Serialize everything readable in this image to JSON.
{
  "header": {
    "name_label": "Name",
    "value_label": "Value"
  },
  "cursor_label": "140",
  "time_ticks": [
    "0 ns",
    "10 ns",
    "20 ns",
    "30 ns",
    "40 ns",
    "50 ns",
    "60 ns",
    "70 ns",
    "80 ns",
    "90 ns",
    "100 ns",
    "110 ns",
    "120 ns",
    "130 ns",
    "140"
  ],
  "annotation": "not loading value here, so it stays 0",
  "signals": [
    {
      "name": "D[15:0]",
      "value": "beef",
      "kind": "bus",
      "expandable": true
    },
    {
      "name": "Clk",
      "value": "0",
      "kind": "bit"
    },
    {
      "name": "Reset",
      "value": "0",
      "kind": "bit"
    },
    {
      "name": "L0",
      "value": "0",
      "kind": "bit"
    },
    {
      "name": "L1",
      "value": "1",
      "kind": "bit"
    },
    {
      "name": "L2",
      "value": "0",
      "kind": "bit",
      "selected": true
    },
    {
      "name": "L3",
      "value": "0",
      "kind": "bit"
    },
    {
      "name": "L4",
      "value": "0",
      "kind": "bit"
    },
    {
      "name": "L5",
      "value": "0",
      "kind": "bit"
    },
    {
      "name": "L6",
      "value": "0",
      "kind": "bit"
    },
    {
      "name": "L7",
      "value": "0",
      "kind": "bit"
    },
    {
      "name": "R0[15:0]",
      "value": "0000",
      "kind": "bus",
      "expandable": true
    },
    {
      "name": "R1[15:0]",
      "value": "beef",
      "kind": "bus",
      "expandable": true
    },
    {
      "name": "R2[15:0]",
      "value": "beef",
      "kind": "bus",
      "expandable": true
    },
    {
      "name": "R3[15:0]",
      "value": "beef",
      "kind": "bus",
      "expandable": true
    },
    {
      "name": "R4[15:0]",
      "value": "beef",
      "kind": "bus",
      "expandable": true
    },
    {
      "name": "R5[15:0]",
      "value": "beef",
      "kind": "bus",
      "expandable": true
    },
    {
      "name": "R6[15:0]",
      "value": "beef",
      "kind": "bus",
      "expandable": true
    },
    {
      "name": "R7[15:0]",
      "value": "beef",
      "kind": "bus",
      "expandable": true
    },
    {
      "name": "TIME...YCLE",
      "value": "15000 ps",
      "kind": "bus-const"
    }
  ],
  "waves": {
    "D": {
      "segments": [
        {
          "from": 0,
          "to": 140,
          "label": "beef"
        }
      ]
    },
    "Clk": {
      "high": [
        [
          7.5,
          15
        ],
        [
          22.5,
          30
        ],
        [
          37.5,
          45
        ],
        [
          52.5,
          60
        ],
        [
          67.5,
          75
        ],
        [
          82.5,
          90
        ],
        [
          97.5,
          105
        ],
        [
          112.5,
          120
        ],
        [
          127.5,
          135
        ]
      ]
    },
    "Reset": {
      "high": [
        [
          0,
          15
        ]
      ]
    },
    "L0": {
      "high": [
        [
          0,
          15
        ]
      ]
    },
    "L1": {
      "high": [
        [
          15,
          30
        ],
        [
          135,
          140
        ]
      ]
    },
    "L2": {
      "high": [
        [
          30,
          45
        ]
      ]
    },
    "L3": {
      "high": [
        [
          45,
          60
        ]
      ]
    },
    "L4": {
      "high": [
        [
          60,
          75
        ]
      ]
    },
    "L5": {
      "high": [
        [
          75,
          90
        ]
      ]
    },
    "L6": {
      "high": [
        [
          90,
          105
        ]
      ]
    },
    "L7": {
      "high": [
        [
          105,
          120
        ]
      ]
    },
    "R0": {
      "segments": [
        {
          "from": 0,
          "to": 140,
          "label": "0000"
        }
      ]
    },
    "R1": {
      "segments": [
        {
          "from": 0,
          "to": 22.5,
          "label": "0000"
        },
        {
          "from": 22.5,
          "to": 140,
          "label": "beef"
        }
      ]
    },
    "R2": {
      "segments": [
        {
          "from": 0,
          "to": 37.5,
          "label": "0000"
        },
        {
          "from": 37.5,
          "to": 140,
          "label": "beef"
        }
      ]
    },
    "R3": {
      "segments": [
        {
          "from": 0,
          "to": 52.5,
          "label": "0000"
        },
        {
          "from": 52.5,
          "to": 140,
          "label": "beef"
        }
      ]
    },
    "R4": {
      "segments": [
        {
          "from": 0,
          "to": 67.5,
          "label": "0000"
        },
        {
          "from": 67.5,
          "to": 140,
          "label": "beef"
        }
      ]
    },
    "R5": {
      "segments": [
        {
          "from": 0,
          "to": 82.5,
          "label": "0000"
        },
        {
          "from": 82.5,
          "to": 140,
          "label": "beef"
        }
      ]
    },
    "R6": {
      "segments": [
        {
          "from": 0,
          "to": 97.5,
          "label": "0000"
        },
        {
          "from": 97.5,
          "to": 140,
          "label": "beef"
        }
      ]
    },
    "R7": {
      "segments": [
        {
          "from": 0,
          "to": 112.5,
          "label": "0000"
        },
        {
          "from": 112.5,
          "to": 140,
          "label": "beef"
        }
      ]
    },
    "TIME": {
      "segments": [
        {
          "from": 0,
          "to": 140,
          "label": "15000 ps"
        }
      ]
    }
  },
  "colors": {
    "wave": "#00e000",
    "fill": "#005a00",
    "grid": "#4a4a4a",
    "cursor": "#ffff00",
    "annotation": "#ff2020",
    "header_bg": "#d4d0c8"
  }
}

□ □ □

Exercise instructions = Copy all the lines above that hold the string "annotation".

Response to the exercise =
  "annotation": "not loading value here, so it stays 0",
    "annotation": "#ff2020",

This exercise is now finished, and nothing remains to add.